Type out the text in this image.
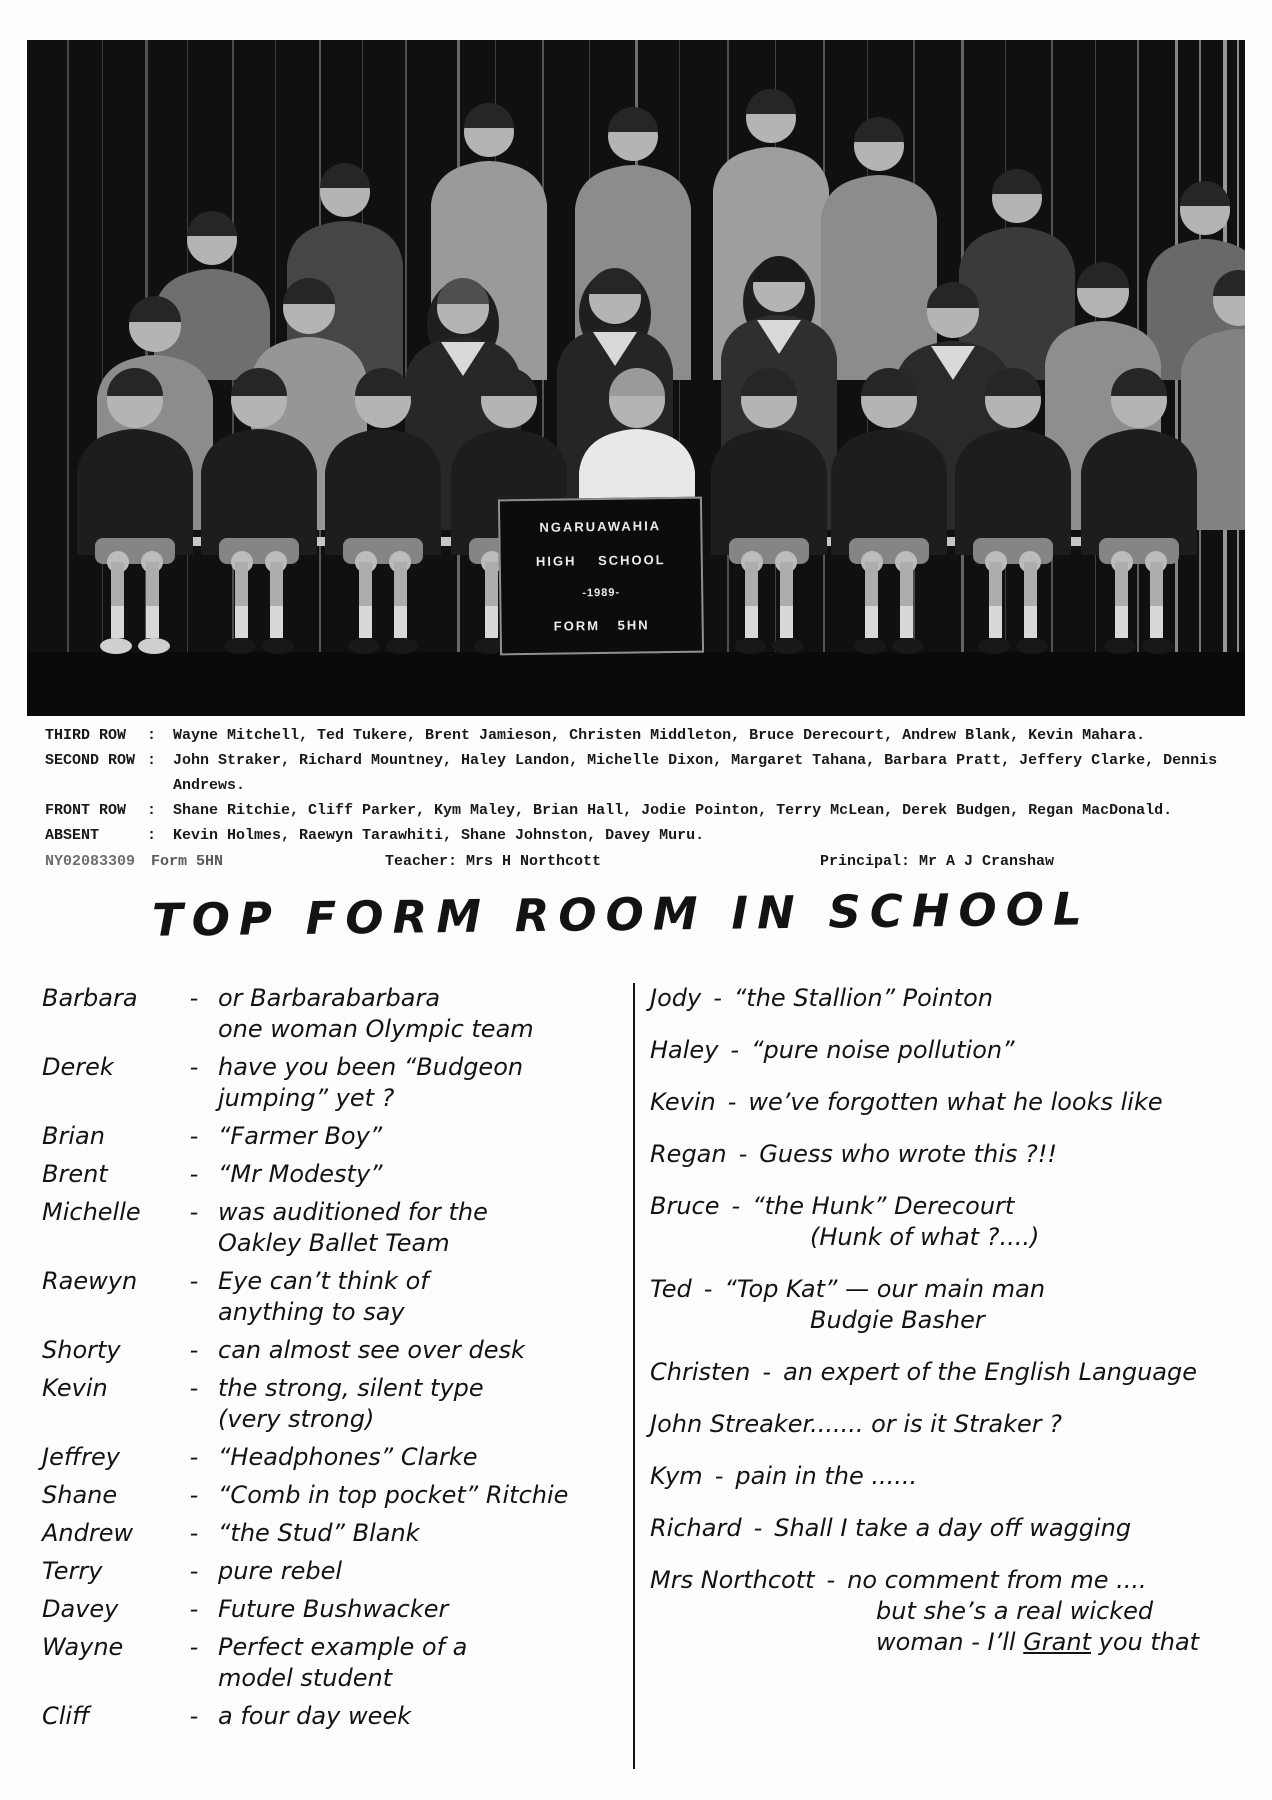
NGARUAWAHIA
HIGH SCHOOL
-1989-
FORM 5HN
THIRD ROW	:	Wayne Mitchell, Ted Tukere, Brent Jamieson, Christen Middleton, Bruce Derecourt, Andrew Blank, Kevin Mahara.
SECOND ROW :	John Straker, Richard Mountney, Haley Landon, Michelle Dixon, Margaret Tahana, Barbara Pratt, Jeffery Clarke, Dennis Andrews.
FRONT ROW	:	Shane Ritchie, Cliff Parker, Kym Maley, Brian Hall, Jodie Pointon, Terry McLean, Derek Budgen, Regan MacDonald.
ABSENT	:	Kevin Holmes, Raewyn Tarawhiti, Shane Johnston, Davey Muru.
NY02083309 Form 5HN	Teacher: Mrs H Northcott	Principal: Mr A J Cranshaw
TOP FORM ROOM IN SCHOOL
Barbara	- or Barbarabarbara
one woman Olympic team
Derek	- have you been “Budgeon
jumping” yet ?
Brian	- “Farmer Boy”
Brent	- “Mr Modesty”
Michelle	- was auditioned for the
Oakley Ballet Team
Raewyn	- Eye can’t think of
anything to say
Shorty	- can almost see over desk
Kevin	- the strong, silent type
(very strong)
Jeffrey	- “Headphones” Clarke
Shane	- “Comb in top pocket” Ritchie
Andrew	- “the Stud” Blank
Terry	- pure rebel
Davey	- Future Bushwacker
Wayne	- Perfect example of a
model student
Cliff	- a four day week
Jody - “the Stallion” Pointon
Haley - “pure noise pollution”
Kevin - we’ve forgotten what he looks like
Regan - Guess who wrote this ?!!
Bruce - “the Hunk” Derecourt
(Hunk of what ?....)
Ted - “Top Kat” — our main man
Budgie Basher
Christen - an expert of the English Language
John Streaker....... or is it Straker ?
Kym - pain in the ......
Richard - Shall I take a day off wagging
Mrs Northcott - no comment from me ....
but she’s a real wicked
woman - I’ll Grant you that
──────────────────────────────
> **WHAT YOU WILL DO**: Using the listing above, work out how many of its lines include "Michelle", and give only the result.

> **FINISHED TASK**: 2